Identify each line below that contains the word "hhmm", and copy it out.
++++++
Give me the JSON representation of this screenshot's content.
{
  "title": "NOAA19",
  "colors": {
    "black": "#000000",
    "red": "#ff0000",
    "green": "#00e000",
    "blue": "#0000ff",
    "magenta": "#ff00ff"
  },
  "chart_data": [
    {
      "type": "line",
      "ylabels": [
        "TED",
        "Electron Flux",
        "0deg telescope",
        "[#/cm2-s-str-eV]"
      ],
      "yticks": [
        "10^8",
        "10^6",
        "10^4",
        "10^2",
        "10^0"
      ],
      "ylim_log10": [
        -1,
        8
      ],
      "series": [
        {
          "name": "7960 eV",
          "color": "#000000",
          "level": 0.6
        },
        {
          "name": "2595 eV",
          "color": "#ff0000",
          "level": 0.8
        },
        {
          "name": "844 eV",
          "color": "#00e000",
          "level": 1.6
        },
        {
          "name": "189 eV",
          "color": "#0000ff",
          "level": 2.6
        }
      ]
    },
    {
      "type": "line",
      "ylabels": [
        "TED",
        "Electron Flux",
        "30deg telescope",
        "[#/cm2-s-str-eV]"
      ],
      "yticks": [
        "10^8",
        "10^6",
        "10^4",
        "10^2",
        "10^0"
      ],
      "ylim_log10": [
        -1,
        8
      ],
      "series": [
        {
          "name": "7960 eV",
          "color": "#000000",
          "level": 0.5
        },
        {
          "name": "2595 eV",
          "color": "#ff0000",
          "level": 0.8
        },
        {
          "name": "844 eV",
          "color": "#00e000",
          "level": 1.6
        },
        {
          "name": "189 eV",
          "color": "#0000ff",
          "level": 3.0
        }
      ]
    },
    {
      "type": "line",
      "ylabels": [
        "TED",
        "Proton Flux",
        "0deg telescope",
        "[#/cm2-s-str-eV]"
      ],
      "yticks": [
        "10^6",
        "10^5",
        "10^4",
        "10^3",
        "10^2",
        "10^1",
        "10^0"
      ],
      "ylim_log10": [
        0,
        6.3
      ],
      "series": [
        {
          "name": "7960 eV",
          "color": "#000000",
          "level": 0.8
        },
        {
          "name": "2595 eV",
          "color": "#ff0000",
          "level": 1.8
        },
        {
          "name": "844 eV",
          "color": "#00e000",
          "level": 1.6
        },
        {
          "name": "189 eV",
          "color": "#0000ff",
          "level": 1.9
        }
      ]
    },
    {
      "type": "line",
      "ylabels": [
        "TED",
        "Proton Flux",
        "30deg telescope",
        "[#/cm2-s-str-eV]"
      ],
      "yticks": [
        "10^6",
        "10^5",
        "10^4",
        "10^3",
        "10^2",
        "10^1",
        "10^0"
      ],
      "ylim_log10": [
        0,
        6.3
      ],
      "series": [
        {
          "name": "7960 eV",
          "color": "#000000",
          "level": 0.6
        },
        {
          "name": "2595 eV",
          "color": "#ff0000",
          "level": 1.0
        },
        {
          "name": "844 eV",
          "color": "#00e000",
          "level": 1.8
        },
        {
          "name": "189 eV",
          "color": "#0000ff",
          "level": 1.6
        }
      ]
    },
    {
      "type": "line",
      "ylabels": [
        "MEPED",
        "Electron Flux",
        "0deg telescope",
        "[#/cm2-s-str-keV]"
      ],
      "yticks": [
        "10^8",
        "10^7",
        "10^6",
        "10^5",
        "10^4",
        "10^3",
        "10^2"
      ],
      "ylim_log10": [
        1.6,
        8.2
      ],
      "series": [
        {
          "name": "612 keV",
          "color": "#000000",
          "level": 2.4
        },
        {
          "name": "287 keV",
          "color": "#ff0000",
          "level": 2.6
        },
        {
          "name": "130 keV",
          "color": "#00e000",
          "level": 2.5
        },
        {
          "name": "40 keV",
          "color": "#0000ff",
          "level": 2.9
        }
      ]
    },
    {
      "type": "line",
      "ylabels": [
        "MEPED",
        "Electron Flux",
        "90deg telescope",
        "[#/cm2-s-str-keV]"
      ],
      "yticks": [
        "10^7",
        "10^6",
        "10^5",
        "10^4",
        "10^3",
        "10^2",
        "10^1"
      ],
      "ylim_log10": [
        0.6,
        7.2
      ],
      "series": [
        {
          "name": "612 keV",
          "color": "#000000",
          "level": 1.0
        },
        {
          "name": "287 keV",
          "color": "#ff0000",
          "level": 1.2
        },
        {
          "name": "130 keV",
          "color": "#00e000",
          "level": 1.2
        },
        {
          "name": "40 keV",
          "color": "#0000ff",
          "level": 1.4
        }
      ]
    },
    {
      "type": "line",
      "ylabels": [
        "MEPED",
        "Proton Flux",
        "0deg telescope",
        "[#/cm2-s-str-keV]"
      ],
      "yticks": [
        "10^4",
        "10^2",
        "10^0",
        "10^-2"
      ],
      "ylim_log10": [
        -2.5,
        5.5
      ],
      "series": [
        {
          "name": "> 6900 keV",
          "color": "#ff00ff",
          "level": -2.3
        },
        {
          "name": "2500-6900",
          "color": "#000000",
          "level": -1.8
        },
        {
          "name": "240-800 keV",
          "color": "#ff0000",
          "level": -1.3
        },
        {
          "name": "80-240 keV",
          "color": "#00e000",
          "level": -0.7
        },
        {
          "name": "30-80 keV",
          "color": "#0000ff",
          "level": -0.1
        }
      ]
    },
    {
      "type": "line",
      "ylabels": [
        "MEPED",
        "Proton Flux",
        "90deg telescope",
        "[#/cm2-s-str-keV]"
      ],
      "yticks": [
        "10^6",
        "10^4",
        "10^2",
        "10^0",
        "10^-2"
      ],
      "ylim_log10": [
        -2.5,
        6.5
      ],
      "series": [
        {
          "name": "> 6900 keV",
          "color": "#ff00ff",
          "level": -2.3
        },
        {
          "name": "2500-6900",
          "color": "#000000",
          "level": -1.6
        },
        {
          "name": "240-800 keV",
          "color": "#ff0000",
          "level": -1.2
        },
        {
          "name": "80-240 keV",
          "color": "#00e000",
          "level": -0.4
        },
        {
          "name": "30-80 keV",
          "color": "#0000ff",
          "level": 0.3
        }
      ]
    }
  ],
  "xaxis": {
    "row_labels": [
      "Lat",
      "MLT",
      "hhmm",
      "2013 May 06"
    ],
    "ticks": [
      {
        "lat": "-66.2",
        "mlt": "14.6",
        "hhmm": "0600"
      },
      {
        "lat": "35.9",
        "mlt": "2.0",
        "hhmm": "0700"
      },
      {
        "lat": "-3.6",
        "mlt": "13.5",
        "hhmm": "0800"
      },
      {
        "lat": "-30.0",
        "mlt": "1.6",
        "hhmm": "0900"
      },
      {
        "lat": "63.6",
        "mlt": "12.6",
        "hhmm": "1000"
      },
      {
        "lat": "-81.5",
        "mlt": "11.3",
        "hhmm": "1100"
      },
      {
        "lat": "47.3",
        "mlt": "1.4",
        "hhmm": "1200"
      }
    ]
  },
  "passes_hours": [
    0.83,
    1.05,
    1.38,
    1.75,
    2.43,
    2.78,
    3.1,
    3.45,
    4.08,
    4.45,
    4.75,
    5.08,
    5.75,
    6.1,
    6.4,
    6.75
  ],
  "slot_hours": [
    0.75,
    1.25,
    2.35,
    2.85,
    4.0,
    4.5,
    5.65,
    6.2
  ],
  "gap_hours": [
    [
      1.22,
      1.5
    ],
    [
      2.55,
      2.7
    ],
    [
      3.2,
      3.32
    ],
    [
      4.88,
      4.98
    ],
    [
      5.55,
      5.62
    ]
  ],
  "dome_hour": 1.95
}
++++++
§ **Worked answer**
      "hhmm",
        "hhmm": "0600"
        "hhmm": "0700"
        "hhmm": "0800"
        "hhmm": "0900"
        "hhmm": "1000"
        "hhmm": "1100"
        "hhmm": "1200"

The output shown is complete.